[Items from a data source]
══════════
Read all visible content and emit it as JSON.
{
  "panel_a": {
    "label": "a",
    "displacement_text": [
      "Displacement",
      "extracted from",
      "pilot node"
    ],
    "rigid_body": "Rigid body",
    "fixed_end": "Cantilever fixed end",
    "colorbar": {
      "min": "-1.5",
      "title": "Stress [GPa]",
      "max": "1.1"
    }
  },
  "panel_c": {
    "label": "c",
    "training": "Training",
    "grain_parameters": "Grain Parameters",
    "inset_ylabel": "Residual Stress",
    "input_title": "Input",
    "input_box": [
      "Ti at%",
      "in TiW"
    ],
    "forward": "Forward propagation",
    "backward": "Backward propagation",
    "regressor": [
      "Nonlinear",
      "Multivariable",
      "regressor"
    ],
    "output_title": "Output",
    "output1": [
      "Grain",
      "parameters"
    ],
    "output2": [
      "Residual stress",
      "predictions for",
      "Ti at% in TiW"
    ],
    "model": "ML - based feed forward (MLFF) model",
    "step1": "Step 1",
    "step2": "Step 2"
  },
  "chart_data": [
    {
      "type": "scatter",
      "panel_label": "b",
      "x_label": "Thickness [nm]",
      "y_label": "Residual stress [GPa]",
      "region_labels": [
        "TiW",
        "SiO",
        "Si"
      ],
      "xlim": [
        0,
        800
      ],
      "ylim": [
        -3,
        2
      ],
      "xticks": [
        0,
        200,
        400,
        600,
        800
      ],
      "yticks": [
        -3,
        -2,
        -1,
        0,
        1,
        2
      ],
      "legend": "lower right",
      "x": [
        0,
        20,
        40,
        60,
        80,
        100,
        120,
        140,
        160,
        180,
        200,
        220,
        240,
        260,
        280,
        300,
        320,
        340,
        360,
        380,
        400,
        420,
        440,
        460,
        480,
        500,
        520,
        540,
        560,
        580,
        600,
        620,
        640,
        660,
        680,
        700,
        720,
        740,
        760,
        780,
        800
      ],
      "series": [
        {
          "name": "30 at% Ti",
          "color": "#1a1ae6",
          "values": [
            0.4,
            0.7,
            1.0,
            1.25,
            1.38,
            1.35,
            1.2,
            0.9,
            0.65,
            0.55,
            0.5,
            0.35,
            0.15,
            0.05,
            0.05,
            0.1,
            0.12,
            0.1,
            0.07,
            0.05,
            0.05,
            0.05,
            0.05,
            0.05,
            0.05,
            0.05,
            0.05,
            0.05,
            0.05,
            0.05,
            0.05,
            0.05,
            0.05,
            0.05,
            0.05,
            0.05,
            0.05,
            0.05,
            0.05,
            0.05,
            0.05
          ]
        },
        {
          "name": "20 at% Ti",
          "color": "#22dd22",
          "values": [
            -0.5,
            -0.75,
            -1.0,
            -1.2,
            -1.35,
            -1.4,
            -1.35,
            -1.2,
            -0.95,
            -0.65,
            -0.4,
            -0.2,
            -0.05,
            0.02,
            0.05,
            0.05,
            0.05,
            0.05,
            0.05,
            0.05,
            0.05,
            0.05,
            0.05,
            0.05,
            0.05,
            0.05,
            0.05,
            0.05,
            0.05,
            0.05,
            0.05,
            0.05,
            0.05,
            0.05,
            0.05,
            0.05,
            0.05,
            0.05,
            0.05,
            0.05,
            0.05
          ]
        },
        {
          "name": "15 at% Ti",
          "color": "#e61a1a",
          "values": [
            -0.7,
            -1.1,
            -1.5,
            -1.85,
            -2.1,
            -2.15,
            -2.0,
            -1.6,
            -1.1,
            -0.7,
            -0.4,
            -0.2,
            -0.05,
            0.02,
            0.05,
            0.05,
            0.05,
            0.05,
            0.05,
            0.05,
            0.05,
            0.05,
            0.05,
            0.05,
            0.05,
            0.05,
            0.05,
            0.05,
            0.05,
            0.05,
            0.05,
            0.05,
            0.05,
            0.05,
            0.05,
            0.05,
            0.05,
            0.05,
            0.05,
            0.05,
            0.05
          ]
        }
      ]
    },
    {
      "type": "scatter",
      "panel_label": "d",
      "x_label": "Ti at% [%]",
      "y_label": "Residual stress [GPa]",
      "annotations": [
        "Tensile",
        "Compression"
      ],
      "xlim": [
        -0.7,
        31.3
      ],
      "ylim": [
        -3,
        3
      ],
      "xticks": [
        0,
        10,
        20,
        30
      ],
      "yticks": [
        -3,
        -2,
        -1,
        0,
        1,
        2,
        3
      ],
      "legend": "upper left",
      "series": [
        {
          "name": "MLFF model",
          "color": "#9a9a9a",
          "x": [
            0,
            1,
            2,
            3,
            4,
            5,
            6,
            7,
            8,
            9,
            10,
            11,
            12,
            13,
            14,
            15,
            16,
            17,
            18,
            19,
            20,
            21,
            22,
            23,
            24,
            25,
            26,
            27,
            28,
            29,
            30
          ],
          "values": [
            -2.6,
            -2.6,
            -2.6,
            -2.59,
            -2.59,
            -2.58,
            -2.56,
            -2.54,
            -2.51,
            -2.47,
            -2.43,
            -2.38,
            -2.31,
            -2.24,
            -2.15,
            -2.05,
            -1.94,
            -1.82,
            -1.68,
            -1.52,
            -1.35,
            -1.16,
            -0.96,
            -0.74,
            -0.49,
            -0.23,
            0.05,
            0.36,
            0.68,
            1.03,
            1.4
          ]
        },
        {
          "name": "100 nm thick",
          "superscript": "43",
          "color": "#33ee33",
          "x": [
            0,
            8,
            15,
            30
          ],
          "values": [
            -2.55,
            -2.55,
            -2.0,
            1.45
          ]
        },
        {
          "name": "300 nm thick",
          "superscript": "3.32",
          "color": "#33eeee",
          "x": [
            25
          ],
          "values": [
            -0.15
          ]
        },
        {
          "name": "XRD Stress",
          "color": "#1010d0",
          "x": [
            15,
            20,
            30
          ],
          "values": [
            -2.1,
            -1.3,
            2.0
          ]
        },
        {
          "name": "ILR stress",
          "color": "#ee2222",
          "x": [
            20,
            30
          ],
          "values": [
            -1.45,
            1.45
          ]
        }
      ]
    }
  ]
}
══════════
(GIVEN PROBLEM) Type out the full listing again, exactly as given.

(WORKED SOLUTION)
Read all visible content and emit it as JSON.
{
  "panel_a": {
    "label": "a",
    "displacement_text": [
      "Displacement",
      "extracted from",
      "pilot node"
    ],
    "rigid_body": "Rigid body",
    "fixed_end": "Cantilever fixed end",
    "colorbar": {
      "min": "-1.5",
      "title": "Stress [GPa]",
      "max": "1.1"
    }
  },
  "panel_c": {
    "label": "c",
    "training": "Training",
    "grain_parameters": "Grain Parameters",
    "inset_ylabel": "Residual Stress",
    "input_title": "Input",
    "input_box": [
      "Ti at%",
      "in TiW"
    ],
    "forward": "Forward propagation",
    "backward": "Backward propagation",
    "regressor": [
      "Nonlinear",
      "Multivariable",
      "regressor"
    ],
    "output_title": "Output",
    "output1": [
      "Grain",
      "parameters"
    ],
    "output2": [
      "Residual stress",
      "predictions for",
      "Ti at% in TiW"
    ],
    "model": "ML - based feed forward (MLFF) model",
    "step1": "Step 1",
    "step2": "Step 2"
  },
  "chart_data": [
    {
      "type": "scatter",
      "panel_label": "b",
      "x_label": "Thickness [nm]",
      "y_label": "Residual stress [GPa]",
      "region_labels": [
        "TiW",
        "SiO",
        "Si"
      ],
      "xlim": [
        0,
        800
      ],
      "ylim": [
        -3,
        2
      ],
      "xticks": [
        0,
        200,
        400,
        600,
        800
      ],
      "yticks": [
        -3,
        -2,
        -1,
        0,
        1,
        2
      ],
      "legend": "lower right",
      "x": [
        0,
        20,
        40,
        60,
        80,
        100,
        120,
        140,
        160,
        180,
        200,
        220,
        240,
        260,
        280,
        300,
        320,
        340,
        360,
        380,
        400,
        420,
        440,
        460,
        480,
        500,
        520,
        540,
        560,
        580,
        600,
        620,
        640,
        660,
        680,
        700,
        720,
        740,
        760,
        780,
        800
      ],
      "series": [
        {
          "name": "30 at% Ti",
          "color": "#1a1ae6",
          "values": [
            0.4,
            0.7,
            1.0,
            1.25,
            1.38,
            1.35,
            1.2,
            0.9,
            0.65,
            0.55,
            0.5,
            0.35,
            0.15,
            0.05,
            0.05,
            0.1,
            0.12,
            0.1,
            0.07,
            0.05,
            0.05,
            0.05,
            0.05,
            0.05,
            0.05,
            0.05,
            0.05,
            0.05,
            0.05,
            0.05,
            0.05,
            0.05,
            0.05,
            0.05,
            0.05,
            0.05,
            0.05,
            0.05,
            0.05,
            0.05,
            0.05
          ]
        },
        {
          "name": "20 at% Ti",
          "color": "#22dd22",
          "values": [
            -0.5,
            -0.75,
            -1.0,
            -1.2,
            -1.35,
            -1.4,
            -1.35,
            -1.2,
            -0.95,
            -0.65,
            -0.4,
            -0.2,
            -0.05,
            0.02,
            0.05,
            0.05,
            0.05,
            0.05,
            0.05,
            0.05,
            0.05,
            0.05,
            0.05,
            0.05,
            0.05,
            0.05,
            0.05,
            0.05,
            0.05,
            0.05,
            0.05,
            0.05,
            0.05,
            0.05,
            0.05,
            0.05,
            0.05,
            0.05,
            0.05,
            0.05,
            0.05
          ]
        },
        {
          "name": "15 at% Ti",
          "color": "#e61a1a",
          "values": [
            -0.7,
            -1.1,
            -1.5,
            -1.85,
            -2.1,
            -2.15,
            -2.0,
            -1.6,
            -1.1,
            -0.7,
            -0.4,
            -0.2,
            -0.05,
            0.02,
            0.05,
            0.05,
            0.05,
            0.05,
            0.05,
            0.05,
            0.05,
            0.05,
            0.05,
            0.05,
            0.05,
            0.05,
            0.05,
            0.05,
            0.05,
            0.05,
            0.05,
            0.05,
            0.05,
            0.05,
            0.05,
            0.05,
            0.05,
            0.05,
            0.05,
            0.05,
            0.05
          ]
        }
      ]
    },
    {
      "type": "scatter",
      "panel_label": "d",
      "x_label": "Ti at% [%]",
      "y_label": "Residual stress [GPa]",
      "annotations": [
        "Tensile",
        "Compression"
      ],
      "xlim": [
        -0.7,
        31.3
      ],
      "ylim": [
        -3,
        3
      ],
      "xticks": [
        0,
        10,
        20,
        30
      ],
      "yticks": [
        -3,
        -2,
        -1,
        0,
        1,
        2,
        3
      ],
      "legend": "upper left",
      "series": [
        {
          "name": "MLFF model",
          "color": "#9a9a9a",
          "x": [
            0,
            1,
            2,
            3,
            4,
            5,
            6,
            7,
            8,
            9,
            10,
            11,
            12,
            13,
            14,
            15,
            16,
            17,
            18,
            19,
            20,
            21,
            22,
            23,
            24,
            25,
            26,
            27,
            28,
            29,
            30
          ],
          "values": [
            -2.6,
            -2.6,
            -2.6,
            -2.59,
            -2.59,
            -2.58,
            -2.56,
            -2.54,
            -2.51,
            -2.47,
            -2.43,
            -2.38,
            -2.31,
            -2.24,
            -2.15,
            -2.05,
            -1.94,
            -1.82,
            -1.68,
            -1.52,
            -1.35,
            -1.16,
            -0.96,
            -0.74,
            -0.49,
            -0.23,
            0.05,
            0.36,
            0.68,
            1.03,
            1.4
          ]
        },
        {
          "name": "100 nm thick",
          "superscript": "43",
          "color": "#33ee33",
          "x": [
            0,
            8,
            15,
            30
          ],
          "values": [
            -2.55,
            -2.55,
            -2.0,
            1.45
          ]
        },
        {
          "name": "300 nm thick",
          "superscript": "3.32",
          "color": "#33eeee",
          "x": [
            25
          ],
          "values": [
            -0.15
          ]
        },
        {
          "name": "XRD Stress",
          "color": "#1010d0",
          "x": [
            15,
            20,
            30
          ],
          "values": [
            -2.1,
            -1.3,
            2.0
          ]
        },
        {
          "name": "ILR stress",
          "color": "#ee2222",
          "x": [
            20,
            30
          ],
          "values": [
            -1.45,
            1.45
          ]
        }
      ]
    }
  ]
}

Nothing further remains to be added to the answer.